[Collected data]

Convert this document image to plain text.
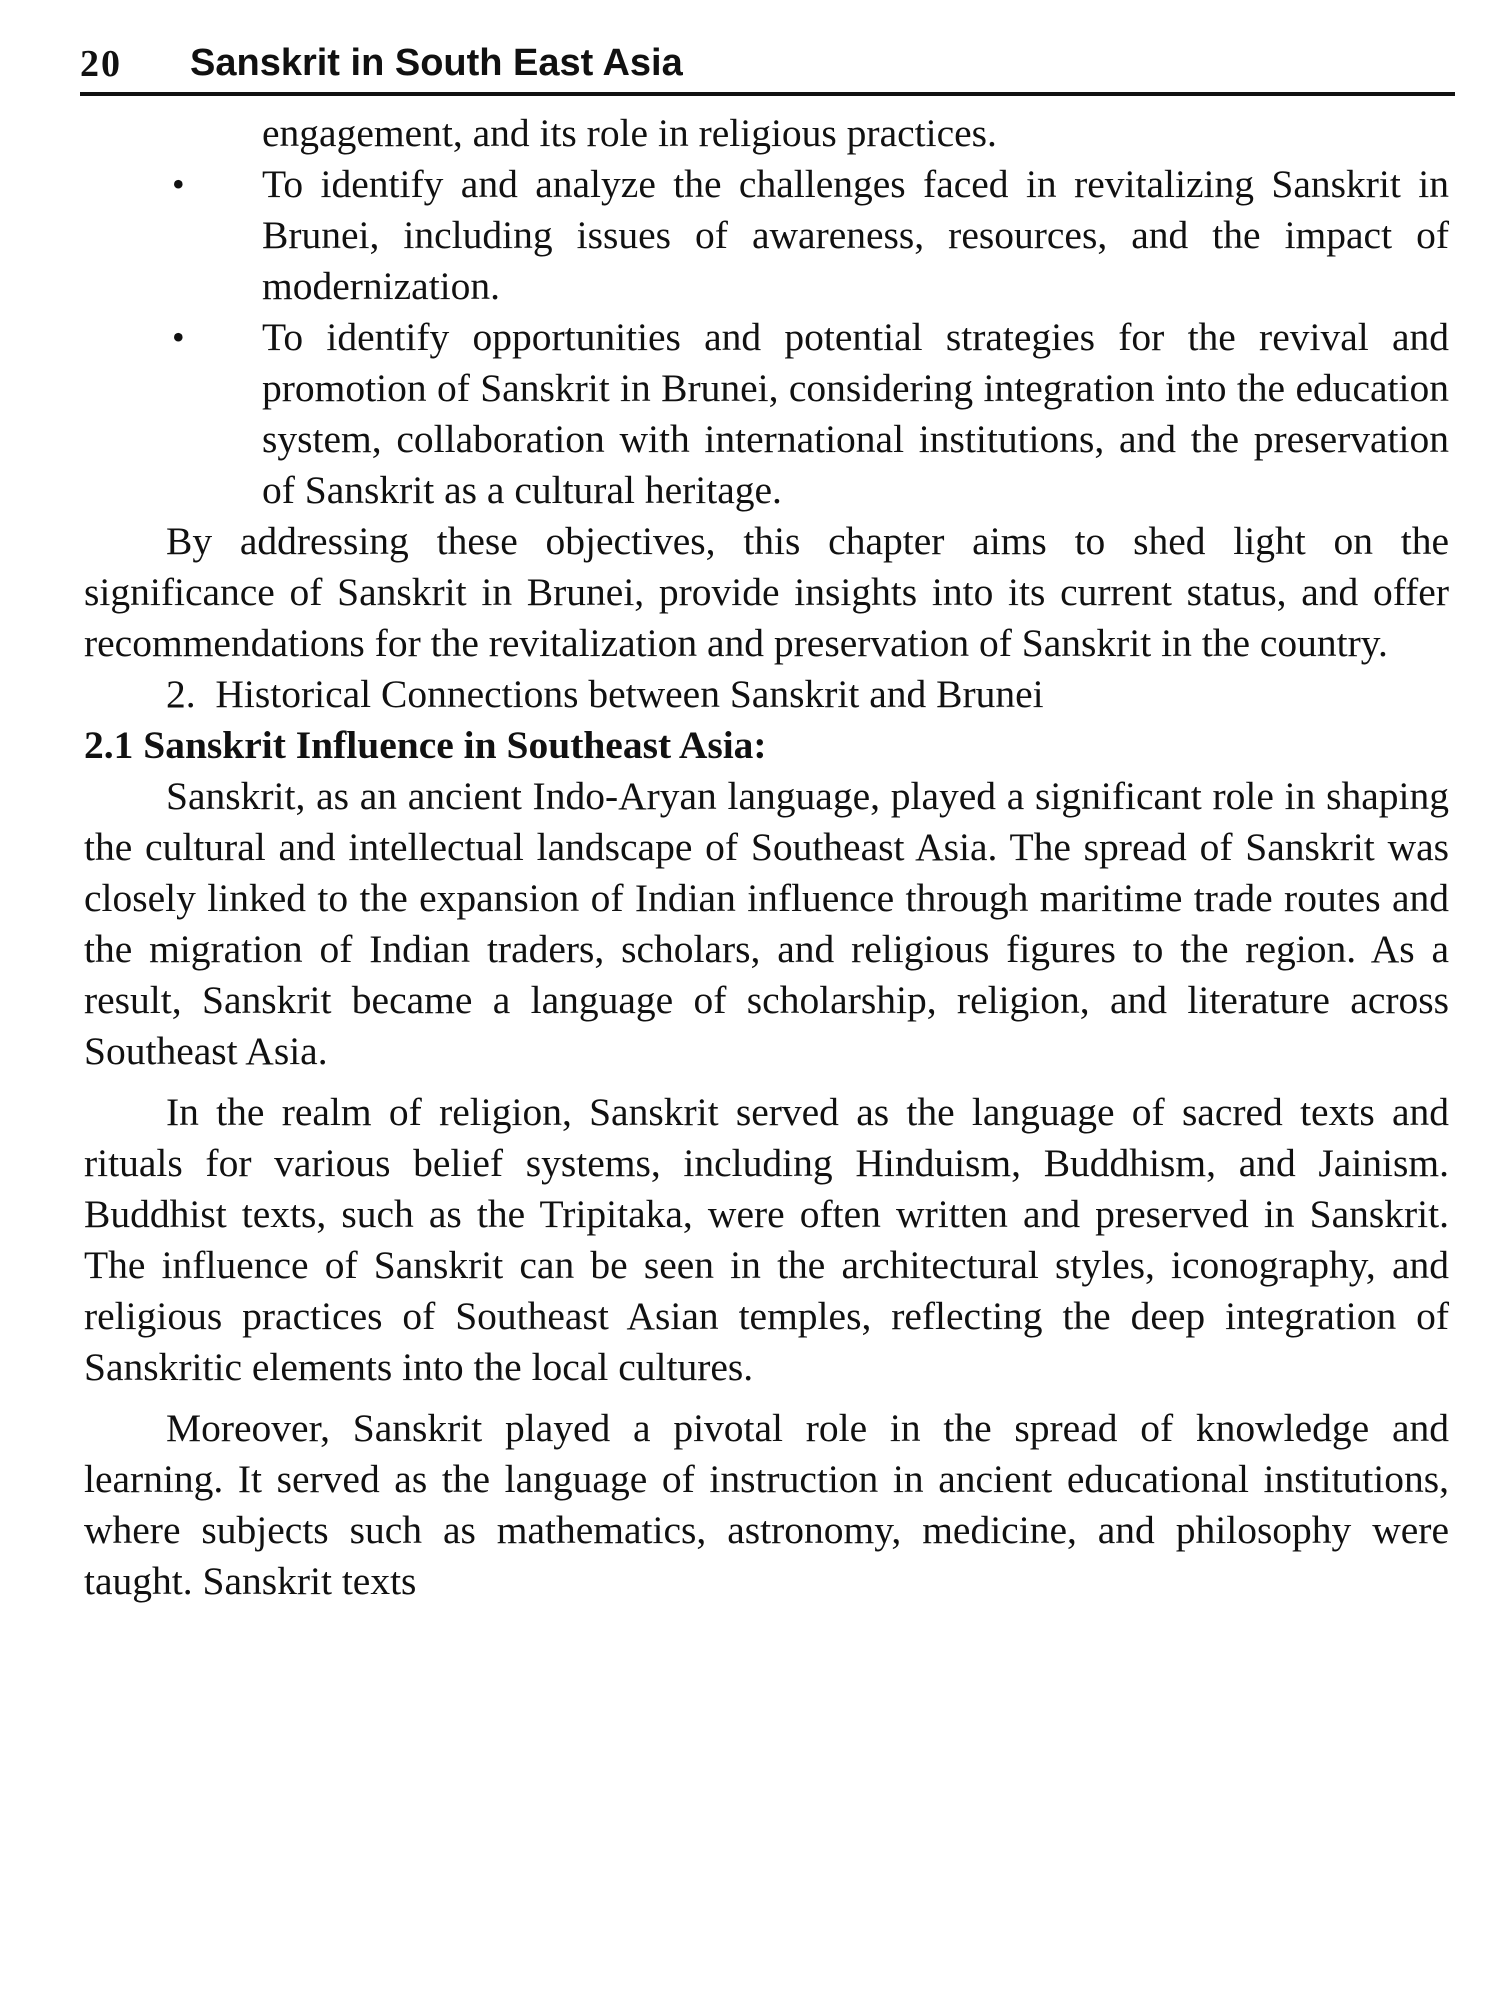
20 Sanskrit in South East Asia

engagement, and its role in religious practices.

• To identify and analyze the challenges faced in revitalizing Sanskrit in Brunei, including issues of awareness, resources, and the impact of modernization.
• To identify opportunities and potential strategies for the revival and promotion of Sanskrit in Brunei, considering integration into the education system, collaboration with international institutions, and the preservation of Sanskrit as a cultural heritage.

By addressing these objectives, this chapter aims to shed light on the significance of Sanskrit in Brunei, provide insights into its current status, and offer recommendations for the revitalization and preservation of Sanskrit in the country.

2. Historical Connections between Sanskrit and Brunei

2.1 Sanskrit Influence in Southeast Asia:

Sanskrit, as an ancient Indo-Aryan language, played a significant role in shaping the cultural and intellectual landscape of Southeast Asia. The spread of Sanskrit was closely linked to the expansion of Indian influence through maritime trade routes and the migration of Indian traders, scholars, and religious figures to the region. As a result, Sanskrit became a language of scholarship, religion, and literature across Southeast Asia.

In the realm of religion, Sanskrit served as the language of sacred texts and rituals for various belief systems, including Hinduism, Buddhism, and Jainism. Buddhist texts, such as the Tripitaka, were often written and preserved in Sanskrit. The influence of Sanskrit can be seen in the architectural styles, iconography, and religious practices of Southeast Asian temples, reflecting the deep integration of Sanskritic elements into the local cultures.

Moreover, Sanskrit played a pivotal role in the spread of knowledge and learning. It served as the language of instruction in ancient educational institutions, where subjects such as mathematics, astronomy, medicine, and philosophy were taught. Sanskrit texts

(Your goal) Reproduce each entry precisely, dropping only the pictures.

(Correct response)
Convert this document image to plain text.
20 Sanskrit in South East Asia

engagement, and its role in religious practices.

• To identify and analyze the challenges faced in revitalizing Sanskrit in Brunei, including issues of awareness, resources, and the impact of modernization.
• To identify opportunities and potential strategies for the revival and promotion of Sanskrit in Brunei, considering integration into the education system, collaboration with international institutions, and the preservation of Sanskrit as a cultural heritage.

By addressing these objectives, this chapter aims to shed light on the significance of Sanskrit in Brunei, provide insights into its current status, and offer recommendations for the revitalization and preservation of Sanskrit in the country.

2. Historical Connections between Sanskrit and Brunei

2.1 Sanskrit Influence in Southeast Asia:

Sanskrit, as an ancient Indo-Aryan language, played a significant role in shaping the cultural and intellectual landscape of Southeast Asia. The spread of Sanskrit was closely linked to the expansion of Indian influence through maritime trade routes and the migration of Indian traders, scholars, and religious figures to the region. As a result, Sanskrit became a language of scholarship, religion, and literature across Southeast Asia.

In the realm of religion, Sanskrit served as the language of sacred texts and rituals for various belief systems, including Hinduism, Buddhism, and Jainism. Buddhist texts, such as the Tripitaka, were often written and preserved in Sanskrit. The influence of Sanskrit can be seen in the architectural styles, iconography, and religious practices of Southeast Asian temples, reflecting the deep integration of Sanskritic elements into the local cultures.

Moreover, Sanskrit played a pivotal role in the spread of knowledge and learning. It served as the language of instruction in ancient educational institutions, where subjects such as mathematics, astronomy, medicine, and philosophy were taught. Sanskrit texts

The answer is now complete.